EXERCISE DESCRIPTION: Could you write the next part of the passage about the release and singles of the album Conspiracy No. 5, picking up after its last sentence?
═════ GIVEN TEXT ═════
Conspiracy No. 5 was released on August 26, 1997. It sold over 23,000 copies in its first week, and debuted and peaked at number 50 on the Billboard 200 and number two on the Billboard Christian Albums chart. It spent two weeks at the number two spot and 24 weeks on the Christian Albums chart in total, and ranked as the 28th-best selling Christian album of 1997.

Eight singles were released from Conspiracy No. 5. The lead single "Alien" peaked at number one on the CCM Update Christian Rock chart in August 1997.
"Who I Am" peaked at number one on the CCM Update CHR chart in October 1997, and "You Make Me Mad" reached number one on the Rock chart in December 1997. "My Hope Is You", reached number two on the CHR chart in February 1998. "Have Mercy" peaked at number two on the Rock chart in March 1998, while "This Song Was Meant For You" peaked at number five on the CHR chart in June 1998. "Peace" hit number one on the Rock chart in October 1998, while the final single, "How's Your Head", charted on both the CHR and Rock charts, reaching numbers 23 and 5, respectively.
═════ LISTED RECORDS ═════
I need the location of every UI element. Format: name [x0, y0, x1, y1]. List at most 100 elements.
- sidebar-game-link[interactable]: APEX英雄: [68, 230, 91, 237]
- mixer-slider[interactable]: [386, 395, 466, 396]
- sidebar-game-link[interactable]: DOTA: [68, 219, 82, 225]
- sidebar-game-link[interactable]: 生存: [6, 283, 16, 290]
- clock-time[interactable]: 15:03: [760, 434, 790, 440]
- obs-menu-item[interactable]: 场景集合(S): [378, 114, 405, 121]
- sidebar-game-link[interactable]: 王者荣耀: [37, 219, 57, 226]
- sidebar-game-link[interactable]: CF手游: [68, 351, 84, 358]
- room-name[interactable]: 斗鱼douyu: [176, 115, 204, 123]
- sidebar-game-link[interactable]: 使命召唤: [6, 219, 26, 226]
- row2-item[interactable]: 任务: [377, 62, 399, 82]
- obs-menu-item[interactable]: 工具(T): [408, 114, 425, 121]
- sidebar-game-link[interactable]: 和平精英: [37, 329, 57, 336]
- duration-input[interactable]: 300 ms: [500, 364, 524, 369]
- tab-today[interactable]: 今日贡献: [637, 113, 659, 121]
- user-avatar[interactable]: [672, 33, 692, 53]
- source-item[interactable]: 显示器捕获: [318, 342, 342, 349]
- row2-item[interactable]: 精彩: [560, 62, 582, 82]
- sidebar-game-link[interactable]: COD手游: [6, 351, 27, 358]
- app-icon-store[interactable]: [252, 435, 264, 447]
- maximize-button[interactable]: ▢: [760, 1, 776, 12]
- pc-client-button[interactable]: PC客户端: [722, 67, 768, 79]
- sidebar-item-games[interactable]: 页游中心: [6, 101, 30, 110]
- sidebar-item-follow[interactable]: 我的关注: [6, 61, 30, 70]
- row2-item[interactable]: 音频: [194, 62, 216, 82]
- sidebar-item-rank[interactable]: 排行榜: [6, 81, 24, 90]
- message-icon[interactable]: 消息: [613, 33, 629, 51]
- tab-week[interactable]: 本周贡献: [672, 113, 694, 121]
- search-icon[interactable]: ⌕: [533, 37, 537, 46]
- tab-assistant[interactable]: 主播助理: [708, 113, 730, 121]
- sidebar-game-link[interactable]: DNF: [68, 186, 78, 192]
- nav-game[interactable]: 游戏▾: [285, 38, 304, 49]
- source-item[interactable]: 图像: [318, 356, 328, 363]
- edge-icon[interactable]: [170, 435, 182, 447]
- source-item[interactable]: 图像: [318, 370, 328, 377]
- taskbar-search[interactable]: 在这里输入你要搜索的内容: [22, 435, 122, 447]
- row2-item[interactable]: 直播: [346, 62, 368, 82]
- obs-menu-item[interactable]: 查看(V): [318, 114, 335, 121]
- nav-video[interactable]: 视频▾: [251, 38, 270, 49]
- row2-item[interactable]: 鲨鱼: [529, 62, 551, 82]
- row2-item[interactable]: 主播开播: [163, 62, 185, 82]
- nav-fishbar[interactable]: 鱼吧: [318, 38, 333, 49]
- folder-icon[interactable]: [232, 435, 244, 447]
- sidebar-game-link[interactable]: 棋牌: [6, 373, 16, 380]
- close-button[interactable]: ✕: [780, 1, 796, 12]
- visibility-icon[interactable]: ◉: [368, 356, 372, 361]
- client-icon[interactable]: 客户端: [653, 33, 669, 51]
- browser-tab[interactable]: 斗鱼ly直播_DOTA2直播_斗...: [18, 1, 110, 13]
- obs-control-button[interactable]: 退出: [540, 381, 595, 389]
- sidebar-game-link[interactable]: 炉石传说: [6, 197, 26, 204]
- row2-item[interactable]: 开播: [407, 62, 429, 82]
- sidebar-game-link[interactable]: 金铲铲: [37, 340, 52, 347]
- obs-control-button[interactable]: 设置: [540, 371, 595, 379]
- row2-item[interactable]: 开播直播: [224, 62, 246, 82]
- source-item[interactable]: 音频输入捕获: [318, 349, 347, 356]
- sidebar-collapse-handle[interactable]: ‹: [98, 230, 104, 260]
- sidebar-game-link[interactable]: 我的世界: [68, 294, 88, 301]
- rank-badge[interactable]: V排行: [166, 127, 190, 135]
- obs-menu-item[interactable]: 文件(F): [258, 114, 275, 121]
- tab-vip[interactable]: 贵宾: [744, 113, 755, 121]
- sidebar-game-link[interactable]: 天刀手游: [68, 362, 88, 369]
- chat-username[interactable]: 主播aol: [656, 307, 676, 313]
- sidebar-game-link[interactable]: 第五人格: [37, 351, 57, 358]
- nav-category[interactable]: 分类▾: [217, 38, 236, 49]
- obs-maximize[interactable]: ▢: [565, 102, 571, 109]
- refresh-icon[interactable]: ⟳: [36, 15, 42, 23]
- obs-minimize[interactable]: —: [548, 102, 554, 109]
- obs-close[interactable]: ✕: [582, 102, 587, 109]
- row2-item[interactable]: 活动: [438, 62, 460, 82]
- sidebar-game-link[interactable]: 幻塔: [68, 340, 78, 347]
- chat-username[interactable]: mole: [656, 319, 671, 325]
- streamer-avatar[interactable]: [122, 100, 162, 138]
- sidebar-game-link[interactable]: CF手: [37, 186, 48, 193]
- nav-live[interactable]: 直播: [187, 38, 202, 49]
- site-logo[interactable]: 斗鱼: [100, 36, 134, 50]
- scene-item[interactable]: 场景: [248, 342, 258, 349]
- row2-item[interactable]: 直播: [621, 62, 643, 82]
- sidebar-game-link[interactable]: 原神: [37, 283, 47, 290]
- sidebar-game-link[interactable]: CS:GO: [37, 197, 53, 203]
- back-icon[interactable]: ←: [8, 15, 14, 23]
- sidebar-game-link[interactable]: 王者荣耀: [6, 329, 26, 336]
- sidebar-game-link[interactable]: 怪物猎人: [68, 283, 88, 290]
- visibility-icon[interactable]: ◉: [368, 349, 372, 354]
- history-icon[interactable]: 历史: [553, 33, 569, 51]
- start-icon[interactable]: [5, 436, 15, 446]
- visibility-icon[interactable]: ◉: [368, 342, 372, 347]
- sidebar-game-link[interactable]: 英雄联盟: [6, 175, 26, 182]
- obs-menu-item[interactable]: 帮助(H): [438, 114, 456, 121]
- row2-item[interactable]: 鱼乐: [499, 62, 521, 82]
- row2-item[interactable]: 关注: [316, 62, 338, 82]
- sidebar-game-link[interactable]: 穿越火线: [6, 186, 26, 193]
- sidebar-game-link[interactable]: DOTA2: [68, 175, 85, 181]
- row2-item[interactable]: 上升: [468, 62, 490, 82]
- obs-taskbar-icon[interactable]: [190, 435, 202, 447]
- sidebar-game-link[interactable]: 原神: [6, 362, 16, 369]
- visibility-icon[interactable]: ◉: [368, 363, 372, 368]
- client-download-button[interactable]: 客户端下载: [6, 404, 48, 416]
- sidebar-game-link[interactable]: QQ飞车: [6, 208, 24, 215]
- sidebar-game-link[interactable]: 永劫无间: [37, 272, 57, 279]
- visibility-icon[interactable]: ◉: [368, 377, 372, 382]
═════
ANSWER TO THIS PROBLEM:
==Critical reception and accolades==

Conspiracy No. 5 received positive reviews from music critics; Minnesota Star Tribune writer Susan Hogan-Albach said the album received "rave reviews". Tony Cummings of Cross Rhythms said "the general consensus around UCB radio is that [the album]... is probably the best Christian rock album of 1997". In the Encyclopedia of Contemporary Christian Music (2003), Mark Allan Powell noted that critics "universally recognized" the album as superior to its predecessor.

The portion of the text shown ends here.